[start RECORDED INFORMATION]

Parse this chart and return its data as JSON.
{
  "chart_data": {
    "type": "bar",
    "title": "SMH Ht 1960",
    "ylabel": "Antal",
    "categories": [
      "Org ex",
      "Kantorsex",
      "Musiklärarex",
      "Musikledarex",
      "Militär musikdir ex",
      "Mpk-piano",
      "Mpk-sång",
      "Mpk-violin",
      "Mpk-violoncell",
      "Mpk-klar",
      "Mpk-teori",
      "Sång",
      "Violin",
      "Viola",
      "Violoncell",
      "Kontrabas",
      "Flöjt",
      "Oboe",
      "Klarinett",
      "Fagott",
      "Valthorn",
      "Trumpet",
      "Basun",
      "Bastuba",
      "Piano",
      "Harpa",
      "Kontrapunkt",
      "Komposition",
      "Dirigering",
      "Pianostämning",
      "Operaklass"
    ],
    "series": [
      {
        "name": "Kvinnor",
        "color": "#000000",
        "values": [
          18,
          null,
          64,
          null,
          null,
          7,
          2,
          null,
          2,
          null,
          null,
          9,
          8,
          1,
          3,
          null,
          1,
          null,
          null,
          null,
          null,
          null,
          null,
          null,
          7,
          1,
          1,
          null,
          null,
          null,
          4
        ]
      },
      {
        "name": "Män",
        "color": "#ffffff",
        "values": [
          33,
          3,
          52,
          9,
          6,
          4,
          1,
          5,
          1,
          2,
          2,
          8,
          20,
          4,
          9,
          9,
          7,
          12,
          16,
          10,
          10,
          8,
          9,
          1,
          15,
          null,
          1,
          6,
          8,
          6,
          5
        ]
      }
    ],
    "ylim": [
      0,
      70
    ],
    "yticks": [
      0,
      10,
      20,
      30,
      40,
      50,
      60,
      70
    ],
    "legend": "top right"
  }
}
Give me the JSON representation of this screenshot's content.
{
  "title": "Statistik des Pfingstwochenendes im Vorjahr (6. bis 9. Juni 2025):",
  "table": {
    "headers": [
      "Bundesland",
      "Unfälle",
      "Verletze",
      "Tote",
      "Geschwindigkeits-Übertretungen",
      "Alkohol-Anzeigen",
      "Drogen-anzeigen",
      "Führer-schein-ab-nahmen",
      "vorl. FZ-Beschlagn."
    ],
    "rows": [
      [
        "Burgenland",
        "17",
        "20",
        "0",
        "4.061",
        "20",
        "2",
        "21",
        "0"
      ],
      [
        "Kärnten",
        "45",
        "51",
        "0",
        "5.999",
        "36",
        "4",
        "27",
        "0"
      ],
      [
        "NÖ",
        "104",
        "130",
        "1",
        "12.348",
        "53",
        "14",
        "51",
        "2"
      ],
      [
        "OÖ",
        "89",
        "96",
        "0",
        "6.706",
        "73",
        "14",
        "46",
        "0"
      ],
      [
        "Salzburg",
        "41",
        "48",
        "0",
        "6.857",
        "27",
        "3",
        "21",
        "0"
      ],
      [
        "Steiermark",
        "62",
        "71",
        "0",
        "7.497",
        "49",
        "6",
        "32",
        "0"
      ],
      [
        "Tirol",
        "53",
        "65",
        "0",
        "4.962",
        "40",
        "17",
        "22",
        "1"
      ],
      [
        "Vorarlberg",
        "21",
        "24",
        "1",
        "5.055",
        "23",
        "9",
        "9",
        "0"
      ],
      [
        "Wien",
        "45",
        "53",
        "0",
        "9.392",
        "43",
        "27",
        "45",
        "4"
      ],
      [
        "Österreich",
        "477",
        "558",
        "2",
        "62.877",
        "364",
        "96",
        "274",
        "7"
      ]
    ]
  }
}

[end RECORDED INFORMATION]

**REQUEST:** Find the lines above holding the word "JSON" and show them.

**RESPONSE BELOW:**
Parse this chart and return its data as JSON.
Give me the JSON representation of this screenshot's content.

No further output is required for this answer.